▶ **Stated goal a**
Reproduce the passage on insuring liens against homestead property word for word.
## Begin Given passage
If the divorce decree does not divide or award the property, Stewart Title Guaranty will insure a refinance of an owelty lien by an ex-spouse if an acceptable owelty deed is received.

Title agents must make sure that the initial conveyancing document is an owelty deed. It is not permissible to insure a transaction where the parties have already recorded deeds and want to now file a correction owelty deed. Any questions in this area should be directed to underwriting counsel.

Overburdening and Spreading of Liens

These doctrines were abolished 1-1-2000 and 9-1-99, respectively.

Taxes and Assessments

Although a lien to secure a loan for payment and penalty and interest is valid against homestead property, consent to insure this type of lien must be sought from underwriting counsel.

Payment of certain federal tax liens can also be insured against homestead property if a few requirements are complied with:

  • The federal tax lien must be filed of record.

  • The federal tax lien must be filed against all record owners of the property (i.e., husband and wife, etc.)

  • The tax lien must be a personal tax (i.e., 1040’s)

  • Record owners state in an affidavit that they do not have other land or significant personal property.
## End Given passage
## Begin The data
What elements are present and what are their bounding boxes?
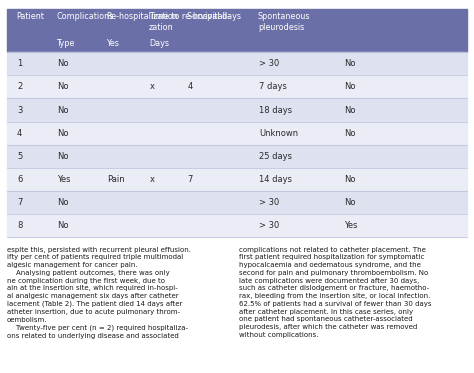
Text: 14 days: 14 days [259, 175, 292, 184]
Text: Yes: Yes [106, 40, 119, 48]
Text: > 30: > 30 [259, 221, 279, 230]
Bar [7, 75, 467, 98]
Text: Days: Days [149, 40, 169, 48]
Text: 7: 7 [188, 175, 193, 184]
Text: No: No [57, 59, 69, 68]
Text: Pain: Pain [107, 175, 125, 184]
Text: 1: 1 [17, 59, 22, 68]
Text: 3: 3 [17, 106, 22, 115]
Text: Spontaneous
pleurodesis: Spontaneous pleurodesis [258, 12, 310, 32]
Text: x: x [150, 175, 155, 184]
Text: No: No [344, 82, 356, 91]
Text: Complications: Complications [56, 12, 114, 21]
Bar [7, 214, 467, 237]
Text: Survival days: Survival days [187, 12, 241, 21]
Text: No: No [57, 106, 69, 115]
Text: No: No [57, 129, 69, 138]
Text: 4: 4 [188, 82, 193, 91]
Text: Patient: Patient [16, 12, 44, 21]
Text: Time to re-hospitali-
zation: Time to re-hospitali- zation [149, 12, 230, 32]
Bar [7, 9, 467, 52]
Bar [7, 145, 467, 168]
Text: No: No [57, 221, 69, 230]
Text: 25 days: 25 days [259, 152, 292, 161]
Text: > 30: > 30 [259, 198, 279, 207]
Text: espite this, persisted with recurrent pleural effusion.
ifty per cent of patient: espite this, persisted with recurrent pl… [7, 247, 191, 339]
Text: No: No [344, 175, 356, 184]
Text: No: No [344, 59, 356, 68]
Text: No: No [344, 106, 356, 115]
Bar [7, 191, 467, 214]
Text: 6: 6 [17, 175, 22, 184]
Text: Type: Type [56, 40, 75, 48]
Text: x: x [150, 82, 155, 91]
Text: > 30: > 30 [259, 59, 279, 68]
Bar [7, 168, 467, 191]
Text: 5: 5 [17, 152, 22, 161]
Text: 8: 8 [17, 221, 22, 230]
Text: complications not related to catheter placement. The
first patient required hosp: complications not related to catheter pl… [239, 247, 432, 338]
Text: 7 days: 7 days [259, 82, 287, 91]
Text: No: No [344, 198, 356, 207]
Text: 2: 2 [17, 82, 22, 91]
Text: No: No [344, 129, 356, 138]
Text: 18 days: 18 days [259, 106, 292, 115]
Bar [7, 52, 467, 75]
Text: 4: 4 [17, 129, 22, 138]
Text: 7: 7 [17, 198, 22, 207]
Text: Yes: Yes [344, 221, 357, 230]
Text: Unknown: Unknown [259, 129, 298, 138]
Text: Re-hospitalization: Re-hospitalization [106, 12, 178, 21]
Text: No: No [57, 82, 69, 91]
Text: No: No [57, 198, 69, 207]
Text: Yes: Yes [57, 175, 71, 184]
Text: No: No [57, 152, 69, 161]
Bar [7, 98, 467, 122]
Bar [7, 122, 467, 145]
## End The data
▶ **Stated goal b**
In the records, take the lines from the one with "Text: 14 days: 14 days [259, 175, 292, 184]" up to and including the one with "Text: Pain: Pain [107, 175, 125, 184]" and write only those lines again, replacing "Bar" with "Rectangle" and leaving everything else unchanged.

▶ **Final answer a**
If the divorce decree does not divide or award the property, Stewart Title Guaranty will insure a refinance of an owelty lien by an ex-spouse if an acceptable owelty deed is received.

Title agents must make sure that the initial conveyancing document is an owelty deed. It is not permissible to insure a transaction where the parties have already recorded deeds and want to now file a correction owelty deed. Any questions in this area should be directed to underwriting counsel.

Overburdening and Spreading of Liens

These doctrines were abolished 1-1-2000 and 9-1-99, respectively.

Taxes and Assessments

Although a lien to secure a loan for payment and penalty and interest is valid against homestead property, consent to insure this type of lien must be sought from underwriting counsel.

Payment of certain federal tax liens can also be insured against homestead property if a few requirements are complied with:

  • The federal tax lien must be filed of record.

  • The federal tax lien must be filed against all record owners of the property (i.e., husband and wife, etc.)

  • The tax lien must be a personal tax (i.e., 1040’s)

  • Record owners state in an affidavit that they do not have other land or significant personal property.

▶ **Final answer b**
Text: 14 days: 14 days [259, 175, 292, 184]
Text: Yes: Yes [106, 40, 119, 48]
Text: > 30: > 30 [259, 221, 279, 230]
Rectangle [7, 75, 467, 98]
Text: Days: Days [149, 40, 169, 48]
Text: 7: 7 [188, 175, 193, 184]
Text: No: No [57, 59, 69, 68]
Text: Pain: Pain [107, 175, 125, 184]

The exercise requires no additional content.